To do. Wherever the string "work" appears, copy the whole line.

(Data entries)
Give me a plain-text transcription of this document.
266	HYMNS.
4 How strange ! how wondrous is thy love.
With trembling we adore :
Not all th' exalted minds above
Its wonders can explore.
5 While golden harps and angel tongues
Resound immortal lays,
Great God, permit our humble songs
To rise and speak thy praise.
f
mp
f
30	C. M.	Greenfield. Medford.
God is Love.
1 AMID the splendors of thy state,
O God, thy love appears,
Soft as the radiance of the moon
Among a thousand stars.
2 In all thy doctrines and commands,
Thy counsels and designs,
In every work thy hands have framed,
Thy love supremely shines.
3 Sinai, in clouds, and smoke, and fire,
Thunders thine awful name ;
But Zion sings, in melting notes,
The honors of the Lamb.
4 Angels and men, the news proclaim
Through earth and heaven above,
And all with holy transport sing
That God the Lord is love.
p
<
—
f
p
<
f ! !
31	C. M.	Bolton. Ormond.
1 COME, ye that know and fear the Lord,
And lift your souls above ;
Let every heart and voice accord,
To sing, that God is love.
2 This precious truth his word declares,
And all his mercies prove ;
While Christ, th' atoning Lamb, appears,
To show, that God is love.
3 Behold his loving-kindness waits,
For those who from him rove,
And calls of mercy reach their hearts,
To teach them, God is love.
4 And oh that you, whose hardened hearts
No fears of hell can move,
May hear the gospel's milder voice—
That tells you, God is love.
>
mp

* * *

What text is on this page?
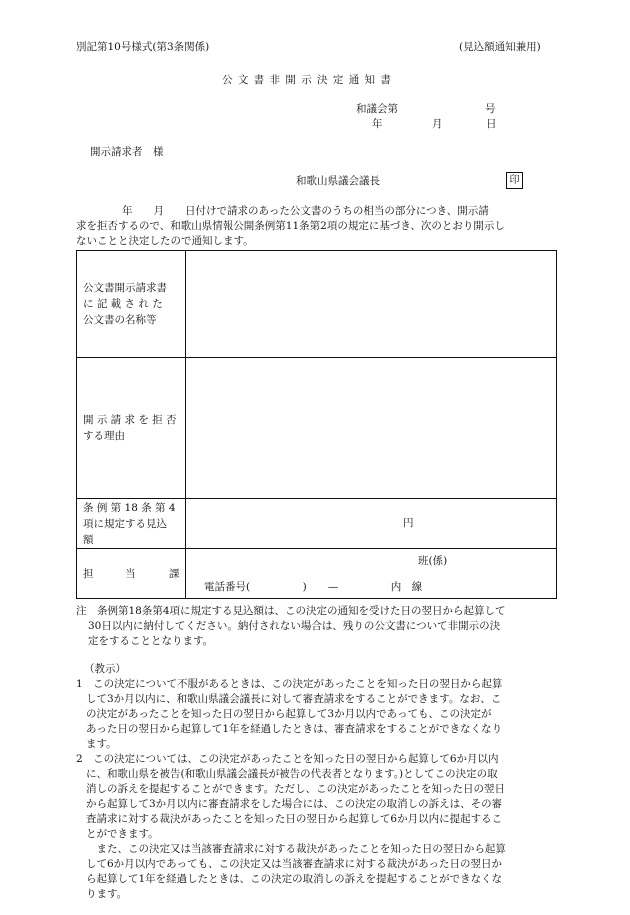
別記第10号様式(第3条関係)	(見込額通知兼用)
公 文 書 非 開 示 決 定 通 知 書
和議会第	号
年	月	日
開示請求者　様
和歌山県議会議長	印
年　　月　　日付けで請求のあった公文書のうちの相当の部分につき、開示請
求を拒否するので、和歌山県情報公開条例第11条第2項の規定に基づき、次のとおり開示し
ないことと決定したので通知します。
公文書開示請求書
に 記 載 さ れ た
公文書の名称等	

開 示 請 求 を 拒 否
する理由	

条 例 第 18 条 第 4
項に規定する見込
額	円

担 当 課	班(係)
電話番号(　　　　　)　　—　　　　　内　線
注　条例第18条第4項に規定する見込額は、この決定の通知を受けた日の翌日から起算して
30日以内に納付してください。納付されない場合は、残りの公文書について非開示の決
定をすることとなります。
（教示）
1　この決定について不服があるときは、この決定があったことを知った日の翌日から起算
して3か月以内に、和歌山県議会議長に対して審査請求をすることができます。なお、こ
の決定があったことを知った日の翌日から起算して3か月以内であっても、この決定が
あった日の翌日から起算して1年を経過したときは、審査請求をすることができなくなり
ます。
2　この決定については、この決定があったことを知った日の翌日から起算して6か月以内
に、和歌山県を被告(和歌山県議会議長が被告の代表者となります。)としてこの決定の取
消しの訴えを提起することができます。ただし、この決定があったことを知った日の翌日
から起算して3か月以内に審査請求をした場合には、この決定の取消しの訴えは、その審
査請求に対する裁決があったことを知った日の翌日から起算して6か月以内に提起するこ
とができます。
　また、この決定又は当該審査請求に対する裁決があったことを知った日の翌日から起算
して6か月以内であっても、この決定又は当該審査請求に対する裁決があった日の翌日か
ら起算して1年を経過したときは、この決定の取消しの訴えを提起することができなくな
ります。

...

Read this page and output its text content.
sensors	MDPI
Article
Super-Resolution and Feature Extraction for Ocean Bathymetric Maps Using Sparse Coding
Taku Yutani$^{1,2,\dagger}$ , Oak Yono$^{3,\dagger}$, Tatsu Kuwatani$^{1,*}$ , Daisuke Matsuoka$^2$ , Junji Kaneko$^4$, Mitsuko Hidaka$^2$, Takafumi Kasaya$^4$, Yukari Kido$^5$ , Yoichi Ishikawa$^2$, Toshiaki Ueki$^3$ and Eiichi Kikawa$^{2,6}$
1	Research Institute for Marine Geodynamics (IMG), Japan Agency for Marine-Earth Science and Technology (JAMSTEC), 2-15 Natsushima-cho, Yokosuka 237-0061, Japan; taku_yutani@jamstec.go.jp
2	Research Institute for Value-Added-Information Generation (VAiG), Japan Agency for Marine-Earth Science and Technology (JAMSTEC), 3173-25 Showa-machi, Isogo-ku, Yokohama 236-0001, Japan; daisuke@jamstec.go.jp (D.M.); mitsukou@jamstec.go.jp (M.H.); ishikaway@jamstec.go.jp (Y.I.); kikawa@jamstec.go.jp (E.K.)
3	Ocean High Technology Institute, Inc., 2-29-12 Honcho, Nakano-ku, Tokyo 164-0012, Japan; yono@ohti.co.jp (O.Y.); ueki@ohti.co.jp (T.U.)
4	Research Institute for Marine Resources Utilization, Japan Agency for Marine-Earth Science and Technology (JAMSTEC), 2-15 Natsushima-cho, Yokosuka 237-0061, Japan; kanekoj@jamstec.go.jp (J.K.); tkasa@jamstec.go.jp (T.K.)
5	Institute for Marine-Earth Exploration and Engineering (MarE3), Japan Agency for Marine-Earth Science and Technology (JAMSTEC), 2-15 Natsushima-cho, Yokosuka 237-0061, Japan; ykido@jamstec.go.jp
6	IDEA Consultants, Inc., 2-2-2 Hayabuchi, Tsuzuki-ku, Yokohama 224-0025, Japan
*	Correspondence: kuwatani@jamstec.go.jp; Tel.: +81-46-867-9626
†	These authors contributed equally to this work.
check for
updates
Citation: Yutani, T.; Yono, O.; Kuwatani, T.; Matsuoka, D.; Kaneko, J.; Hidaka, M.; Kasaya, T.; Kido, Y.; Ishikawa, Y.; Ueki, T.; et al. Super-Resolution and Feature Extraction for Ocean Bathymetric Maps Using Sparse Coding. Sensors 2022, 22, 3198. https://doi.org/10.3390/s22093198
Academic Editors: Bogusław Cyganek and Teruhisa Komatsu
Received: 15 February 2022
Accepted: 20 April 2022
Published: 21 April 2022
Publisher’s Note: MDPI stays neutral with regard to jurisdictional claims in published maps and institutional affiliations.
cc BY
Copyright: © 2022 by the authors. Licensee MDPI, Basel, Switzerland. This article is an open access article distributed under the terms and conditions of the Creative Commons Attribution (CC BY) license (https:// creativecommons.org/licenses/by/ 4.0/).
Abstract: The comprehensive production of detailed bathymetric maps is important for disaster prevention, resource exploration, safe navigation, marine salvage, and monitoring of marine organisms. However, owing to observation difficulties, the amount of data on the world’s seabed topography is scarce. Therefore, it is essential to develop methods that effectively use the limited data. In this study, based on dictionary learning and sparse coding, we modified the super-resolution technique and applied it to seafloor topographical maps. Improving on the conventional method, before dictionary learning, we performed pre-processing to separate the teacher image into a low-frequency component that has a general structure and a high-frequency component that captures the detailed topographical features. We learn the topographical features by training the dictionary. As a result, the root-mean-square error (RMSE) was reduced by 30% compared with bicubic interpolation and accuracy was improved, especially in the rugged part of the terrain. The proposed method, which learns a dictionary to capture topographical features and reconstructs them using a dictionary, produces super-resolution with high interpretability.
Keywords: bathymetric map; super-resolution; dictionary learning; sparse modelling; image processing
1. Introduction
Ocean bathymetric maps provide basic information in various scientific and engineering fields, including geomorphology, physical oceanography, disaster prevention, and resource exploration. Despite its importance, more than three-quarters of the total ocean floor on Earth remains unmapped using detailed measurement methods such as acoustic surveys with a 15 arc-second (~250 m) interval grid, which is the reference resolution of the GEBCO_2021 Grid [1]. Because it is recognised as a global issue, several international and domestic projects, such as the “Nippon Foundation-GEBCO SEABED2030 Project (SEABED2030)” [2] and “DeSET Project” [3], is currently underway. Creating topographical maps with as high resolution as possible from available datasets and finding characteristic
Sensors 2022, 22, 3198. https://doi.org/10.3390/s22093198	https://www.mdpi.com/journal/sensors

Output for this task.
In every work thy hands have framed,
†	These authors contributed equally to this work.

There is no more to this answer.